To be done
In the entries that follow, find the word "text" and report each line it is on.

Source data
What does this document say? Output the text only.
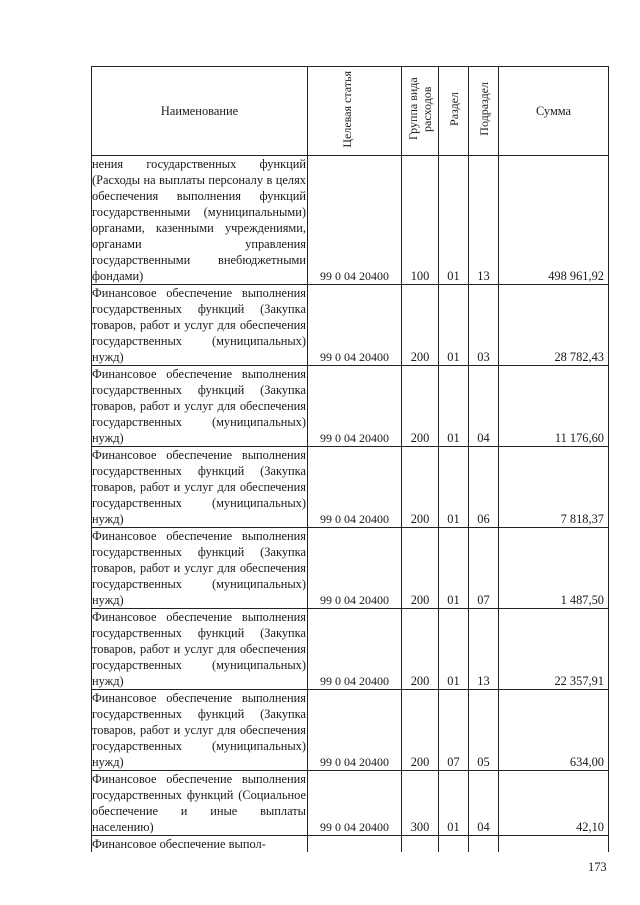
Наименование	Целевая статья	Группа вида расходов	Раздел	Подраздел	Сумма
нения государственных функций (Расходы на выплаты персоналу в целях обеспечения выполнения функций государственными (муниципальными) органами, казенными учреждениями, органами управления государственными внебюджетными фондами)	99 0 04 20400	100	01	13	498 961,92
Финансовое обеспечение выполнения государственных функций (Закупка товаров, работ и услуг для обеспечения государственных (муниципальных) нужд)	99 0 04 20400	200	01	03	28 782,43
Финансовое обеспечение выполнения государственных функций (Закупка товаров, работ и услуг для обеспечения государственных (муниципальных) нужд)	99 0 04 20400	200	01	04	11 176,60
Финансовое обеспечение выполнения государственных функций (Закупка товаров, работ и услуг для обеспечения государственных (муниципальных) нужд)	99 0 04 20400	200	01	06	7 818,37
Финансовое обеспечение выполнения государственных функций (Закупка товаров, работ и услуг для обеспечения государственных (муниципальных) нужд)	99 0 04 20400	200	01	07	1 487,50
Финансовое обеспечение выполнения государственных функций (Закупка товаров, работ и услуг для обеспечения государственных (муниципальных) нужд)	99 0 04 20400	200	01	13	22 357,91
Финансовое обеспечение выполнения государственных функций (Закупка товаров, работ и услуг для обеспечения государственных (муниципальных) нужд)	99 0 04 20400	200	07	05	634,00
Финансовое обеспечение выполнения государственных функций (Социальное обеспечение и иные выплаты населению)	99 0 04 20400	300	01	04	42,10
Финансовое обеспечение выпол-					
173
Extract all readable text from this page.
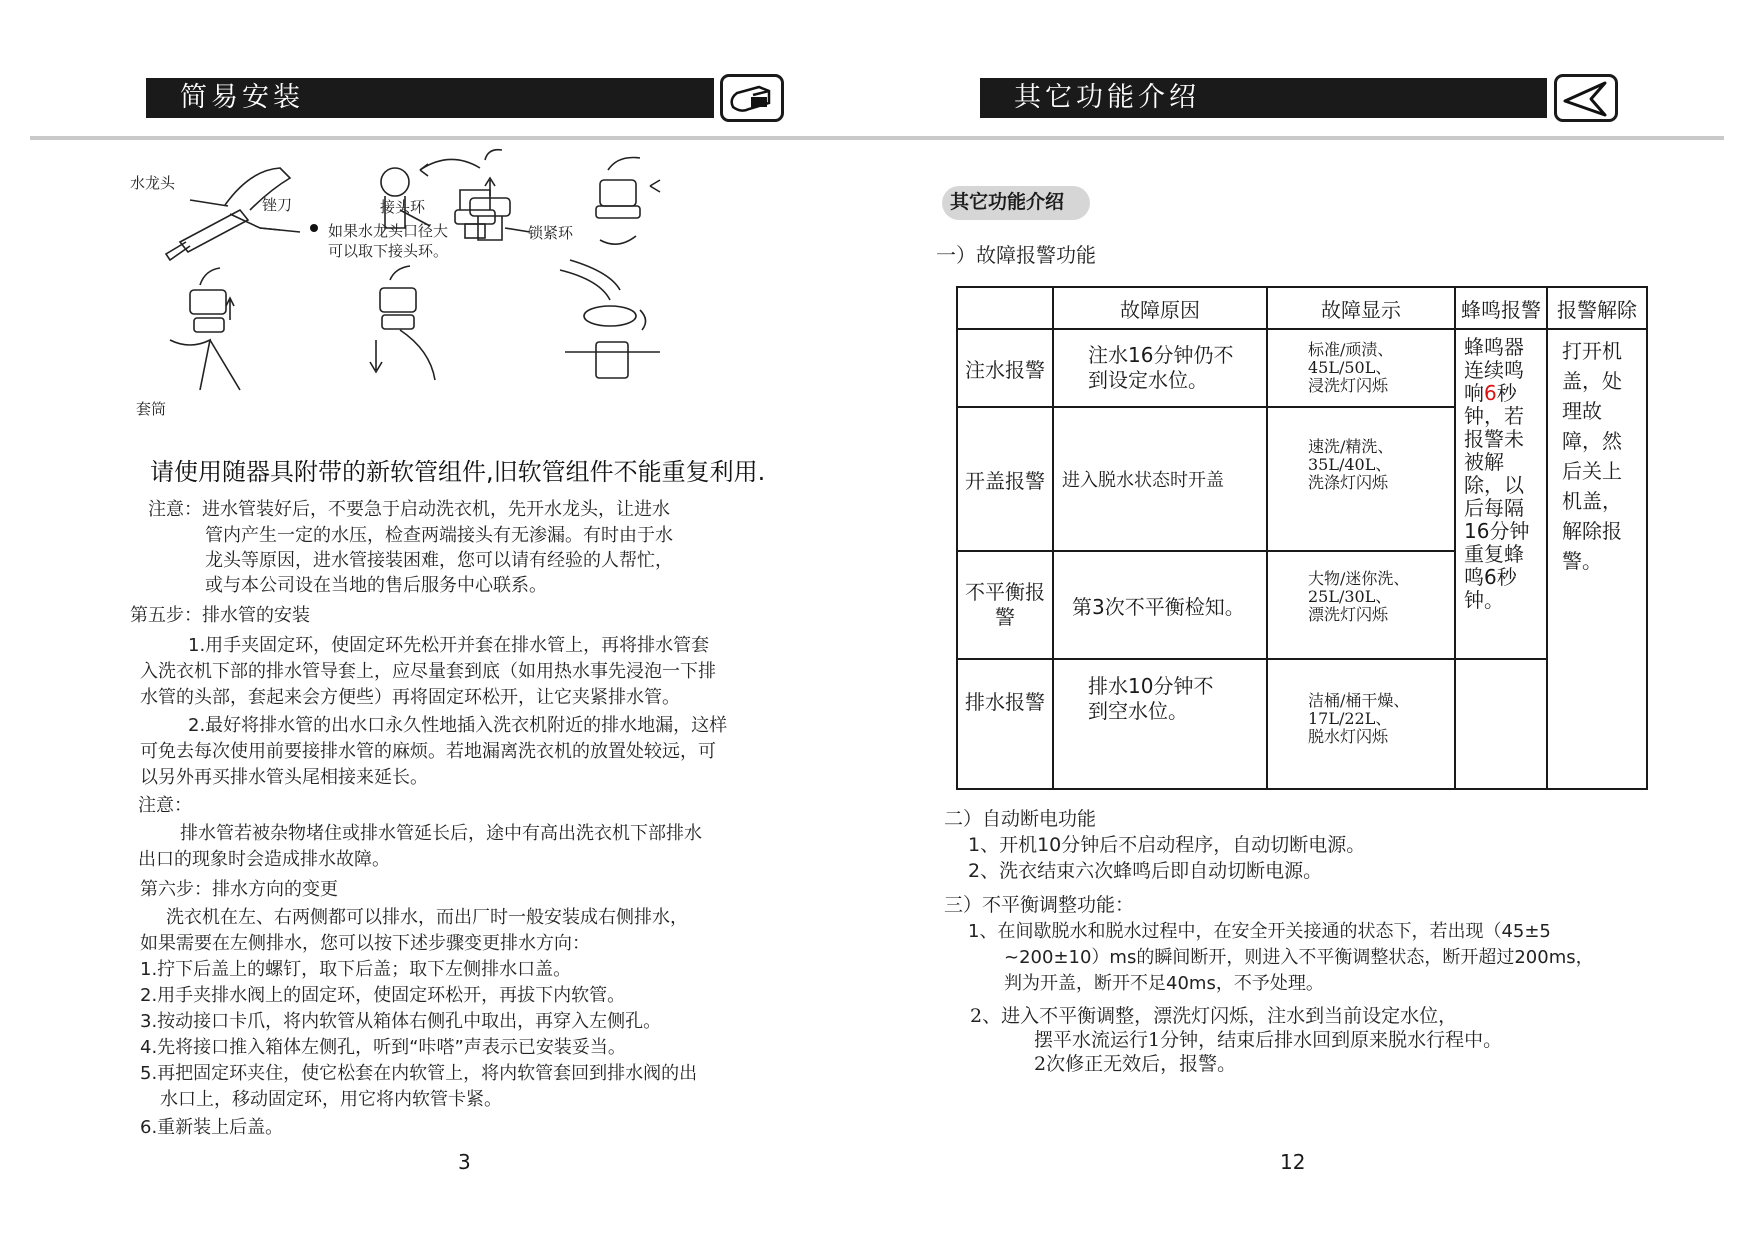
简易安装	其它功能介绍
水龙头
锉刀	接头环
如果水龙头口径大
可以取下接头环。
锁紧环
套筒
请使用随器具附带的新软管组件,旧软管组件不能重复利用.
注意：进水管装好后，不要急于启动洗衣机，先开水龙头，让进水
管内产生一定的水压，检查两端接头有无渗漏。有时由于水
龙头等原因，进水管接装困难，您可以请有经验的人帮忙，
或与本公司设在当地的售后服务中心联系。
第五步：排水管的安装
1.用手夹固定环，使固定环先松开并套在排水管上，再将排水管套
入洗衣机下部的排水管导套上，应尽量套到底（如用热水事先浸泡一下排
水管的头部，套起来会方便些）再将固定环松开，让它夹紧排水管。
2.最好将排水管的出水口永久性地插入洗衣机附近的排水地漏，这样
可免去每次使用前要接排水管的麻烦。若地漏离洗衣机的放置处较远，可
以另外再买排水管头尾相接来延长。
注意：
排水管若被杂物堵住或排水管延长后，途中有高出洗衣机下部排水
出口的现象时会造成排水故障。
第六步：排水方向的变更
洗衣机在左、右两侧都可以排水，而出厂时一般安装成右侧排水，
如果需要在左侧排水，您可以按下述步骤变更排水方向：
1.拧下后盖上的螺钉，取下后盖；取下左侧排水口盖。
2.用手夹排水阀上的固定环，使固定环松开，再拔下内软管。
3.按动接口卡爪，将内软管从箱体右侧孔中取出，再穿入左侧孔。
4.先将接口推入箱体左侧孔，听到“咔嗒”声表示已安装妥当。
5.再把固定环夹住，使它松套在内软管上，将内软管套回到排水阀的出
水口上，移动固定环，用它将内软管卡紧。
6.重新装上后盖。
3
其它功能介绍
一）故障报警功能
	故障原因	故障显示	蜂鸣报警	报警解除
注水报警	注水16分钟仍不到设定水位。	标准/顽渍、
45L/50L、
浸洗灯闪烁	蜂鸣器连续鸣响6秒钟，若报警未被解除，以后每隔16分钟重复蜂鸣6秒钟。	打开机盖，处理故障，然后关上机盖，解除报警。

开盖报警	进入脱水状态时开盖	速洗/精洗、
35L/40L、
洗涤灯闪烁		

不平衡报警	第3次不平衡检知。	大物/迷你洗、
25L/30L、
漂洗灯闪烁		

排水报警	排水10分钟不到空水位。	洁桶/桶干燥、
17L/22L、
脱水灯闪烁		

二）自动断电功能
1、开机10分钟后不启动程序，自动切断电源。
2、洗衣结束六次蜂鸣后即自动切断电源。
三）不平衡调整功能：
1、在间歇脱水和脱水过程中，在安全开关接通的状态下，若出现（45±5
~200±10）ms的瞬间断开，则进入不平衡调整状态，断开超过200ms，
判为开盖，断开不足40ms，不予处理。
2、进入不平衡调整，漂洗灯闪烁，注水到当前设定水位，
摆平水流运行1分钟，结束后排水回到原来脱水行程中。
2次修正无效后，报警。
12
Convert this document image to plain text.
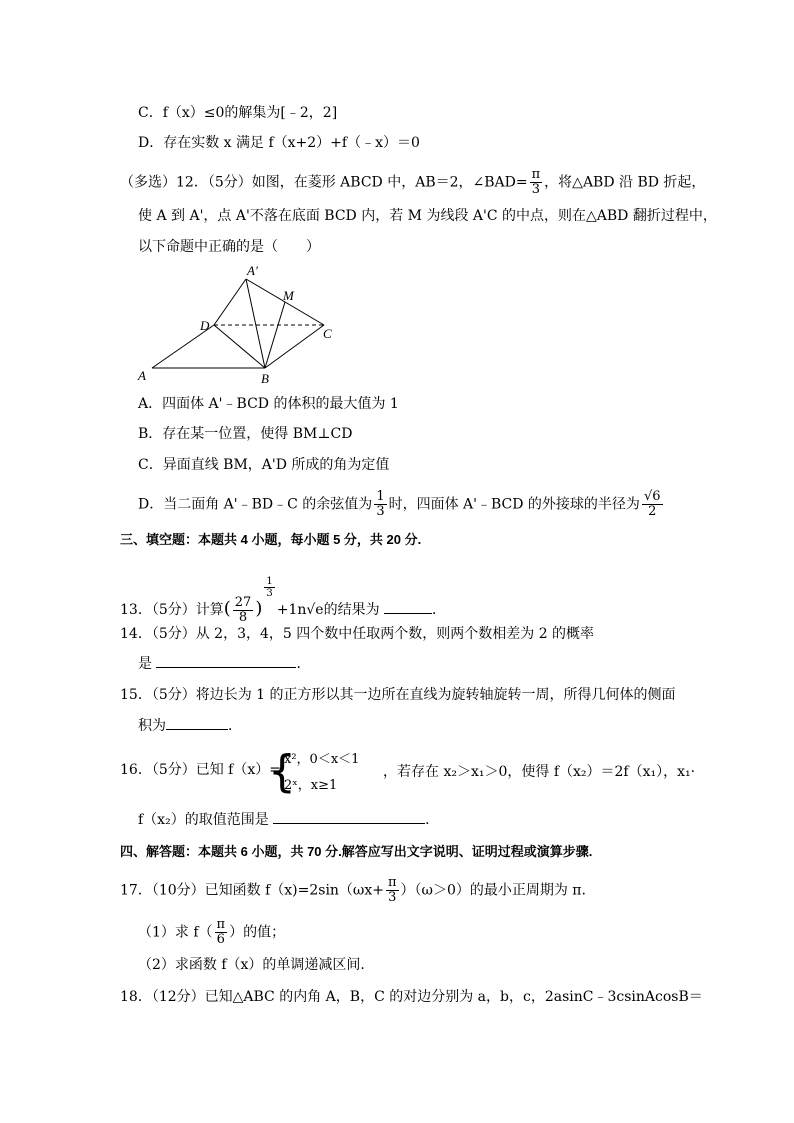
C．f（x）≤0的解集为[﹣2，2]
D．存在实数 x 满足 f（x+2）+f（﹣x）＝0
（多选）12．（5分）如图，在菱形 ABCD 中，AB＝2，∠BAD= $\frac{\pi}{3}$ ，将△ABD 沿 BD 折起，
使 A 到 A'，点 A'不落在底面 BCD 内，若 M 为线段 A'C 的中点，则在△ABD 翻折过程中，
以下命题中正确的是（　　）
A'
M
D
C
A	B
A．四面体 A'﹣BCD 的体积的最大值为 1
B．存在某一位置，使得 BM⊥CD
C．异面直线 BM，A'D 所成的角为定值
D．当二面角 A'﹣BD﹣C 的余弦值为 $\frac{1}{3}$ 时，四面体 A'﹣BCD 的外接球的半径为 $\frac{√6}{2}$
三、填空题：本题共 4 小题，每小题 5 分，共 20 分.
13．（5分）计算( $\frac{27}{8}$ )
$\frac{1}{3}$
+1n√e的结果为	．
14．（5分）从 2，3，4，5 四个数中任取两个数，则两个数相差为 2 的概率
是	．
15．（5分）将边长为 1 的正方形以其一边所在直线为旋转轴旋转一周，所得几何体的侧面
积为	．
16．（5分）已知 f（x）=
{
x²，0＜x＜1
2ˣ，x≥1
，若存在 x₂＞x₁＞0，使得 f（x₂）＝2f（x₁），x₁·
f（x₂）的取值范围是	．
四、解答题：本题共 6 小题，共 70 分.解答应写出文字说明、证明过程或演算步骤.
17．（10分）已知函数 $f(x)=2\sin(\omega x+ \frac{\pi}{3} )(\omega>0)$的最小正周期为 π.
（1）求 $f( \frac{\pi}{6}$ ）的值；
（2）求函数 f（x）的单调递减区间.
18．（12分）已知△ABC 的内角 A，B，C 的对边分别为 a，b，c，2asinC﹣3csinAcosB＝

Task result
What does this document say? Output the text only.
Extract all readable text from this page.
Convert this document image to plain text.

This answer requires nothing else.